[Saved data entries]
..........

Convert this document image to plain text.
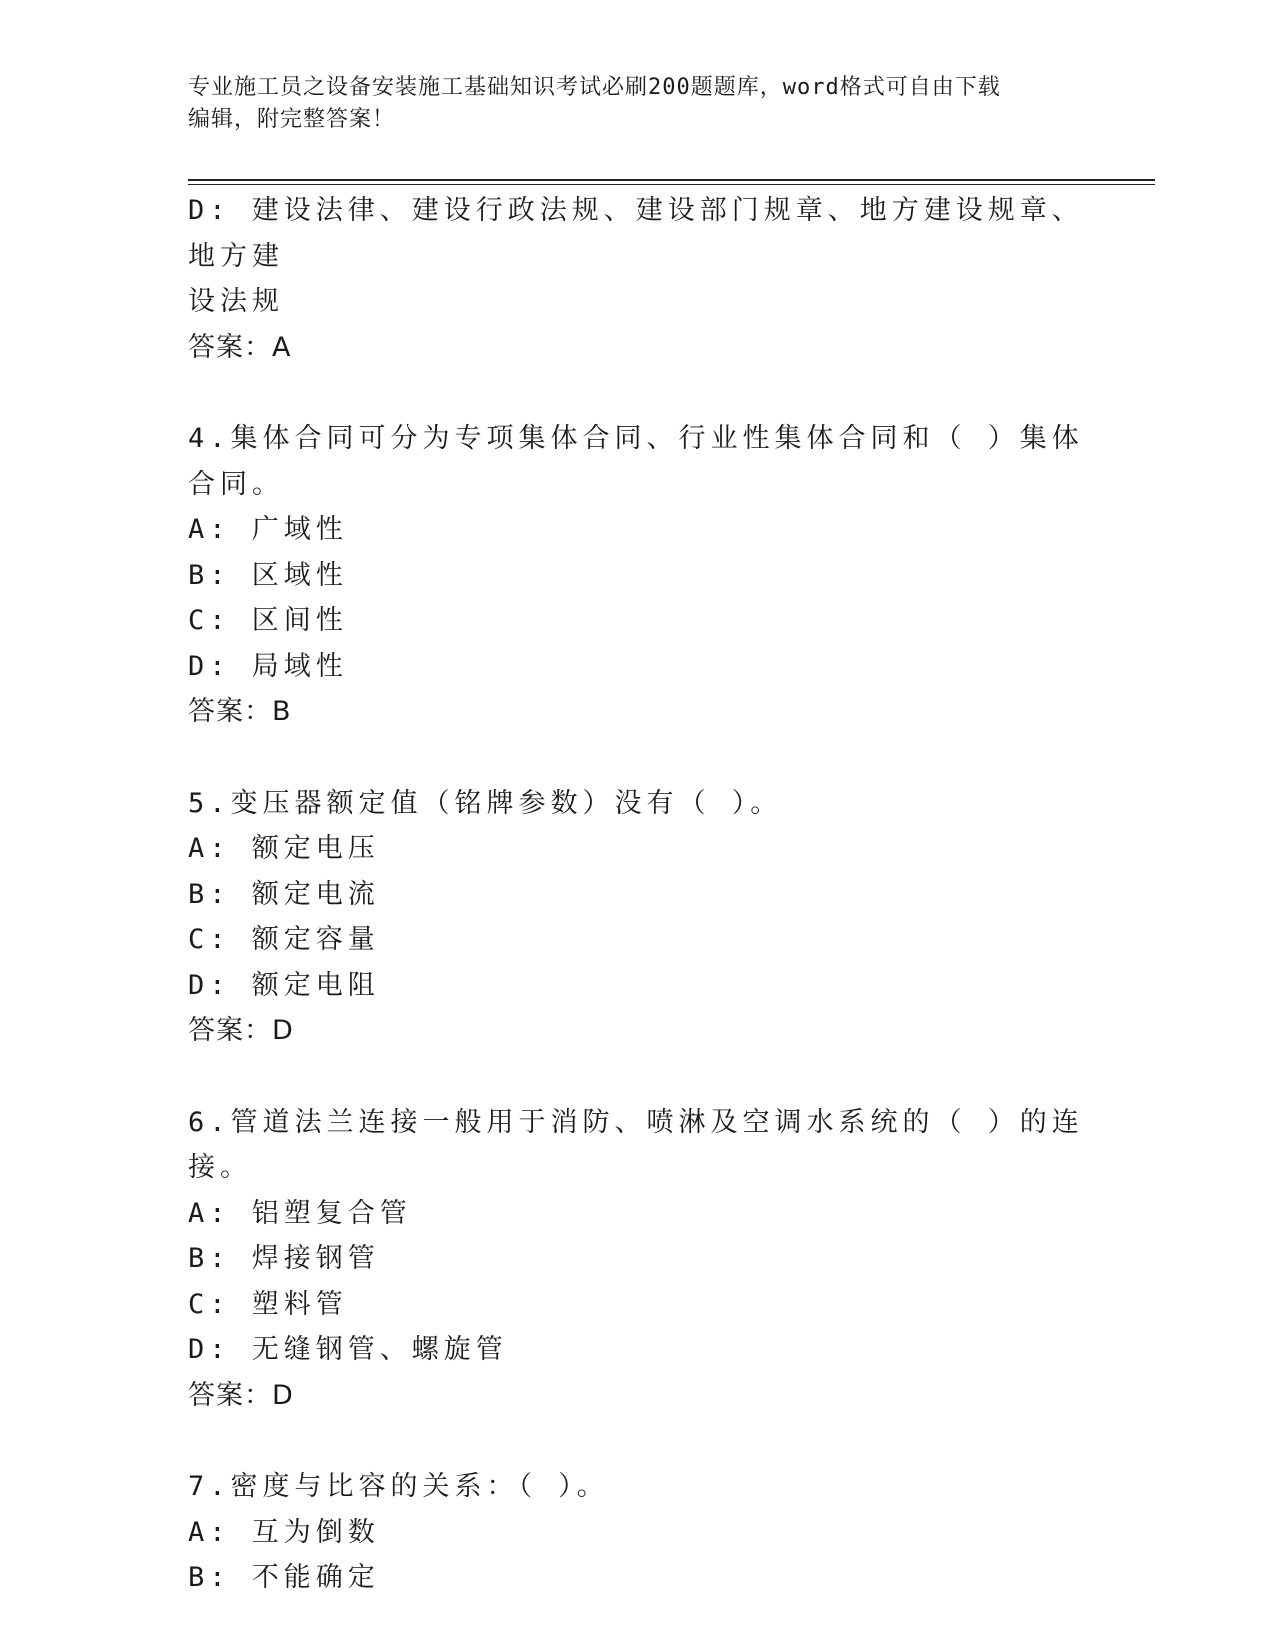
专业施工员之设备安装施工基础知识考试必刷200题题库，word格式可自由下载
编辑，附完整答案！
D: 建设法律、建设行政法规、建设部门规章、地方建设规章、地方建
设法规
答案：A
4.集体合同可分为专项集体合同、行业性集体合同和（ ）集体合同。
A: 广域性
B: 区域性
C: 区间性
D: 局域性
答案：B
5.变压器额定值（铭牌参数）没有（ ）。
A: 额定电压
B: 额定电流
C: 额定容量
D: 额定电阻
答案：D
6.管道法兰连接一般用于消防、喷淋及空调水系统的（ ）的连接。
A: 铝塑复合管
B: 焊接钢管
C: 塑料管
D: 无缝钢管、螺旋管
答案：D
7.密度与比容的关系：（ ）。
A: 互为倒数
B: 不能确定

..........

_Task directions_. Without the pictures, print the whole listing exactly as given.

_Answer to this exercise_.
Convert this document image to plain text.
专业施工员之设备安装施工基础知识考试必刷200题题库，word格式可自由下载
编辑，附完整答案！
D: 建设法律、建设行政法规、建设部门规章、地方建设规章、地方建
设法规
答案：A
4.集体合同可分为专项集体合同、行业性集体合同和（ ）集体合同。
A: 广域性
B: 区域性
C: 区间性
D: 局域性
答案：B
5.变压器额定值（铭牌参数）没有（ ）。
A: 额定电压
B: 额定电流
C: 额定容量
D: 额定电阻
答案：D
6.管道法兰连接一般用于消防、喷淋及空调水系统的（ ）的连接。
A: 铝塑复合管
B: 焊接钢管
C: 塑料管
D: 无缝钢管、螺旋管
答案：D
7.密度与比容的关系：（ ）。
A: 互为倒数
B: 不能确定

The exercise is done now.